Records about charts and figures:
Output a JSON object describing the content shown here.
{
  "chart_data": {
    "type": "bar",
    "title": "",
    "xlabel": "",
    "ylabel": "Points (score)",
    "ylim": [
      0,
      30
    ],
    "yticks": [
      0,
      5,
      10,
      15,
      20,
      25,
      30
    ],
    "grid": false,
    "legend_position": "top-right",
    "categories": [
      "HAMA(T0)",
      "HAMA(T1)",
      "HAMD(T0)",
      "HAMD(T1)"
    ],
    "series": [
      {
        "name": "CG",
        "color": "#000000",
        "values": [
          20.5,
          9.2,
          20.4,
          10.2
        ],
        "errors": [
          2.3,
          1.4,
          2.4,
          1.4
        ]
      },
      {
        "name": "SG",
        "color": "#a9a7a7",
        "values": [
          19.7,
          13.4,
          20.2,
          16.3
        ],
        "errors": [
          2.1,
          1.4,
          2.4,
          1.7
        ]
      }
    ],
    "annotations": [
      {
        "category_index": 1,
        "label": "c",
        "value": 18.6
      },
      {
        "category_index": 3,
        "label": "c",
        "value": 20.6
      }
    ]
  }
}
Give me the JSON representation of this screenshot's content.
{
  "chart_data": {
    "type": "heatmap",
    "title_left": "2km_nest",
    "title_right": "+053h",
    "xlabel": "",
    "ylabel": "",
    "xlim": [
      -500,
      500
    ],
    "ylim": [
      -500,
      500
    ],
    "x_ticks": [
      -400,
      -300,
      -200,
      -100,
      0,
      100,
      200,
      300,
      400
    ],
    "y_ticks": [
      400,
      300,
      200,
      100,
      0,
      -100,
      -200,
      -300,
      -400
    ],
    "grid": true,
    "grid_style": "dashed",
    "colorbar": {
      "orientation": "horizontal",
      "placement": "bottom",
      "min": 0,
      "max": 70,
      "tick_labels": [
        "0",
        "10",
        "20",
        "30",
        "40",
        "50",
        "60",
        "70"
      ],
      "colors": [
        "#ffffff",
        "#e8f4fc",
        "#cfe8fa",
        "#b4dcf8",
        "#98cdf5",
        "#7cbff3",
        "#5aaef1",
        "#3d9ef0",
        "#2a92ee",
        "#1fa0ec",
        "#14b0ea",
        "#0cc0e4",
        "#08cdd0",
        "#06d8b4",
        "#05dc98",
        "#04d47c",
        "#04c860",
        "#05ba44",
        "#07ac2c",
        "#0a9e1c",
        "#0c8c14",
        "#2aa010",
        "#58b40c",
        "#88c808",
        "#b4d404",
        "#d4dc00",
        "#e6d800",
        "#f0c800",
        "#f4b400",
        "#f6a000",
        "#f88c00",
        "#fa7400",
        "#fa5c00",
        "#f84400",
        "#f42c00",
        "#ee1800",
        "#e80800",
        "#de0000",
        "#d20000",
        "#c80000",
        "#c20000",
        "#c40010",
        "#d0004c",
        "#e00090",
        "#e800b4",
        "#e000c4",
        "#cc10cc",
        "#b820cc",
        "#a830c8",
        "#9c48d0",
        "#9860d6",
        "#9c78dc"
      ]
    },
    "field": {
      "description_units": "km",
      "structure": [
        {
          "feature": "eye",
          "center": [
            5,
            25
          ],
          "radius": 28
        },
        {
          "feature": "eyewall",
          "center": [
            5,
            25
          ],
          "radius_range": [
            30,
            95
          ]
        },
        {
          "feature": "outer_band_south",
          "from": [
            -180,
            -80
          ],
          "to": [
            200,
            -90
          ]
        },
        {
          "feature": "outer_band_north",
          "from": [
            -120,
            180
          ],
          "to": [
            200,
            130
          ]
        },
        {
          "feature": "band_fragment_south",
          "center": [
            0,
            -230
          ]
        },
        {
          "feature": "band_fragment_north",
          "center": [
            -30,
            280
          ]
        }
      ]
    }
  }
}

» Task requirements:
Look through the entries above and list every line containing "JSON".

» Answer to this problem:
Output a JSON object describing the content shown here.
Give me the JSON representation of this screenshot's content.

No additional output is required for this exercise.